Dataset entries:
>> begin
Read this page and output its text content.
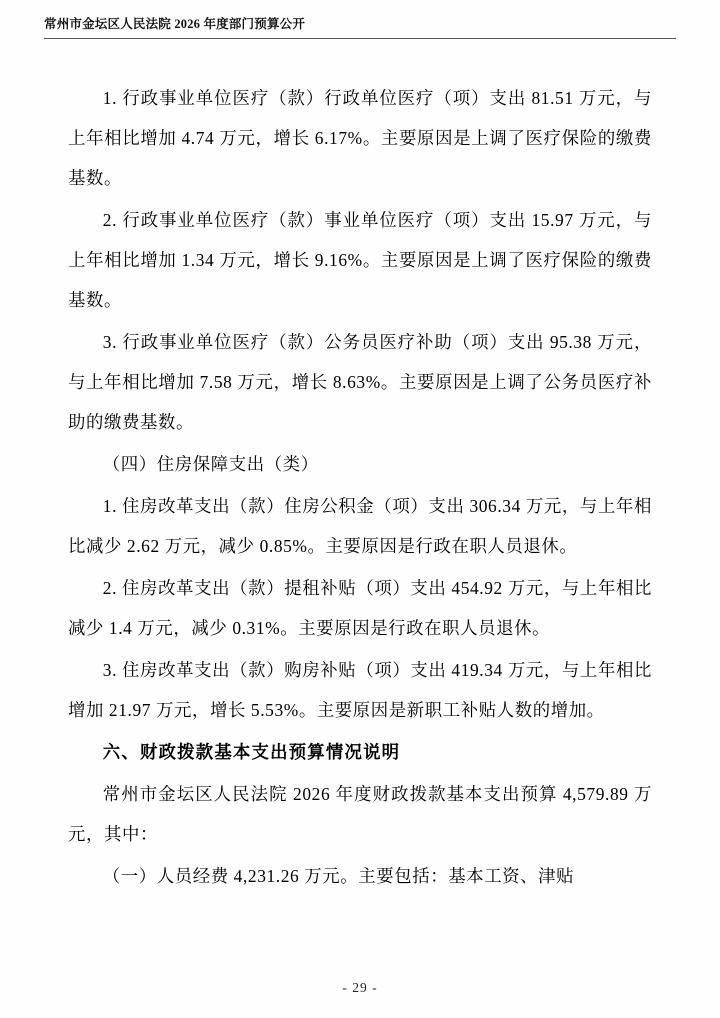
常州市金坛区人民法院 2026 年度部门预算公开

1. 行政事业单位医疗（款）行政单位医疗（项）支出 81.51 万元，与上年相比增加 4.74 万元，增长 6.17%。主要原因是上调了医疗保险的缴费基数。

2. 行政事业单位医疗（款）事业单位医疗（项）支出 15.97 万元，与上年相比增加 1.34 万元，增长 9.16%。主要原因是上调了医疗保险的缴费基数。

3. 行政事业单位医疗（款）公务员医疗补助（项）支出 95.38 万元，与上年相比增加 7.58 万元，增长 8.63%。主要原因是上调了公务员医疗补助的缴费基数。

（四）住房保障支出（类）

1. 住房改革支出（款）住房公积金（项）支出 306.34 万元，与上年相比减少 2.62 万元，减少 0.85%。主要原因是行政在职人员退休。

2. 住房改革支出（款）提租补贴（项）支出 454.92 万元，与上年相比减少 1.4 万元，减少 0.31%。主要原因是行政在职人员退休。

3. 住房改革支出（款）购房补贴（项）支出 419.34 万元，与上年相比增加 21.97 万元，增长 5.53%。主要原因是新职工补贴人数的增加。

六、财政拨款基本支出预算情况说明

常州市金坛区人民法院 2026 年度财政拨款基本支出预算 4,579.89 万元，其中：

（一）人员经费 4,231.26 万元。主要包括：基本工资、津贴

- 29 -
>> end
The request: Without the pictures, repeat all the records word for word.

The reply:
Read this page and output its text content.
常州市金坛区人民法院 2026 年度部门预算公开

1. 行政事业单位医疗（款）行政单位医疗（项）支出 81.51 万元，与上年相比增加 4.74 万元，增长 6.17%。主要原因是上调了医疗保险的缴费基数。

2. 行政事业单位医疗（款）事业单位医疗（项）支出 15.97 万元，与上年相比增加 1.34 万元，增长 9.16%。主要原因是上调了医疗保险的缴费基数。

3. 行政事业单位医疗（款）公务员医疗补助（项）支出 95.38 万元，与上年相比增加 7.58 万元，增长 8.63%。主要原因是上调了公务员医疗补助的缴费基数。

（四）住房保障支出（类）

1. 住房改革支出（款）住房公积金（项）支出 306.34 万元，与上年相比减少 2.62 万元，减少 0.85%。主要原因是行政在职人员退休。

2. 住房改革支出（款）提租补贴（项）支出 454.92 万元，与上年相比减少 1.4 万元，减少 0.31%。主要原因是行政在职人员退休。

3. 住房改革支出（款）购房补贴（项）支出 419.34 万元，与上年相比增加 21.97 万元，增长 5.53%。主要原因是新职工补贴人数的增加。

六、财政拨款基本支出预算情况说明

常州市金坛区人民法院 2026 年度财政拨款基本支出预算 4,579.89 万元，其中：

（一）人员经费 4,231.26 万元。主要包括：基本工资、津贴

- 29 -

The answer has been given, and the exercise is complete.